*Task instructions*: Output every entry exactly as written, but omit the pictures.

[Records from a data collection]

____

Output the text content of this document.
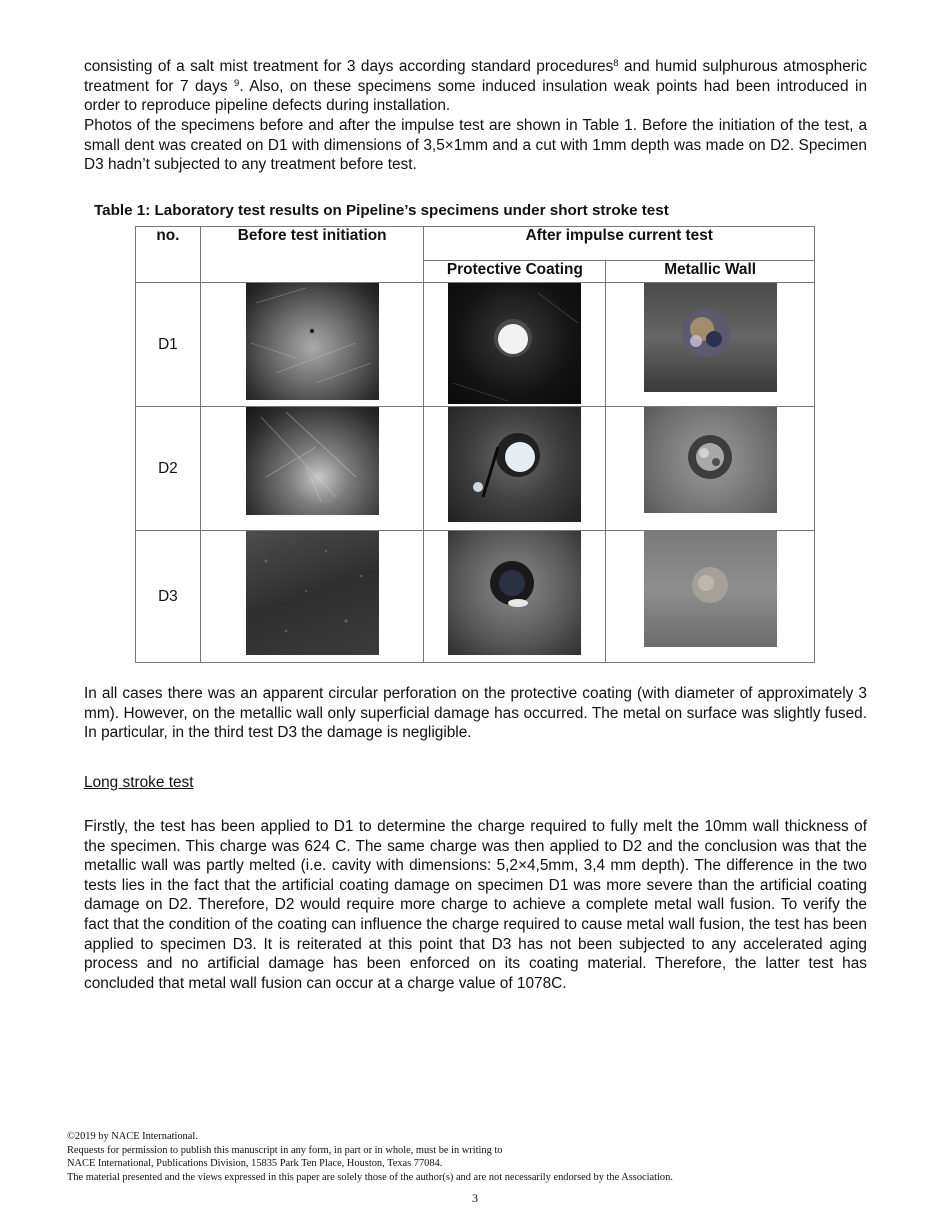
consisting of a salt mist treatment for 3 days according standard procedures$^8$ and humid sulphurous atmospheric treatment for 7 days $^9$. Also, on these specimens some induced insulation weak points had been introduced in order to reproduce pipeline defects during installation.

Photos of the specimens before and after the impulse test are shown in Table 1. Before the initiation of the test, a small dent was created on D1 with dimensions of 3,5×1mm and a cut with 1mm depth was made on D2. Specimen D3 hadn’t subjected to any treatment before test.

Table 1: Laboratory test results on Pipeline’s specimens under short stroke test

no.	Before test initiation	After impulse current test	
		Protective Coating	Metallic Wall
D1	

D2	

D3	

In all cases there was an apparent circular perforation on the protective coating (with diameter of approximately 3 mm). However, on the metallic wall only superficial damage has occurred. The metal on surface was slightly fused. In particular, in the third test D3 the damage is negligible.

Long stroke test

Firstly, the test has been applied to D1 to determine the charge required to fully melt the 10mm wall thickness of the specimen. This charge was 624 C. The same charge was then applied to D2 and the conclusion was that the metallic wall was partly melted (i.e. cavity with dimensions: 5,2×4,5mm, 3,4 mm depth). The difference in the two tests lies in the fact that the artificial coating damage on specimen D1 was more severe than the artificial coating damage on D2. Therefore, D2 would require more charge to achieve a complete metal wall fusion. To verify the fact that the condition of the coating can influence the charge required to cause metal wall fusion, the test has been applied to specimen D3. It is reiterated at this point that D3 has not been subjected to any accelerated aging process and no artificial damage has been enforced on its coating material. Therefore, the latter test has concluded that metal wall fusion can occur at a charge value of 1078C.

©2019 by NACE International.
Requests for permission to publish this manuscript in any form, in part or in whole, must be in writing to
NACE International, Publications Division, 15835 Park Ten Place, Houston, Texas 77084.
The material presented and the views expressed in this paper are solely those of the author(s) and are not necessarily endorsed by the Association.

3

____

*Response to this exercise*:
Output the text content of this document.
consisting of a salt mist treatment for 3 days according standard procedures$^8$ and humid sulphurous atmospheric treatment for 7 days $^9$. Also, on these specimens some induced insulation weak points had been introduced in order to reproduce pipeline defects during installation.

Photos of the specimens before and after the impulse test are shown in Table 1. Before the initiation of the test, a small dent was created on D1 with dimensions of 3,5×1mm and a cut with 1mm depth was made on D2. Specimen D3 hadn’t subjected to any treatment before test.

Table 1: Laboratory test results on Pipeline’s specimens under short stroke test

no.	Before test initiation	After impulse current test	
		Protective Coating	Metallic Wall
D1	

D2	

D3	

In all cases there was an apparent circular perforation on the protective coating (with diameter of approximately 3 mm). However, on the metallic wall only superficial damage has occurred. The metal on surface was slightly fused. In particular, in the third test D3 the damage is negligible.

Long stroke test

Firstly, the test has been applied to D1 to determine the charge required to fully melt the 10mm wall thickness of the specimen. This charge was 624 C. The same charge was then applied to D2 and the conclusion was that the metallic wall was partly melted (i.e. cavity with dimensions: 5,2×4,5mm, 3,4 mm depth). The difference in the two tests lies in the fact that the artificial coating damage on specimen D1 was more severe than the artificial coating damage on D2. Therefore, D2 would require more charge to achieve a complete metal wall fusion. To verify the fact that the condition of the coating can influence the charge required to cause metal wall fusion, the test has been applied to specimen D3. It is reiterated at this point that D3 has not been subjected to any accelerated aging process and no artificial damage has been enforced on its coating material. Therefore, the latter test has concluded that metal wall fusion can occur at a charge value of 1078C.

©2019 by NACE International.
Requests for permission to publish this manuscript in any form, in part or in whole, must be in writing to
NACE International, Publications Division, 15835 Park Ten Place, Houston, Texas 77084.
The material presented and the views expressed in this paper are solely those of the author(s) and are not necessarily endorsed by the Association.

3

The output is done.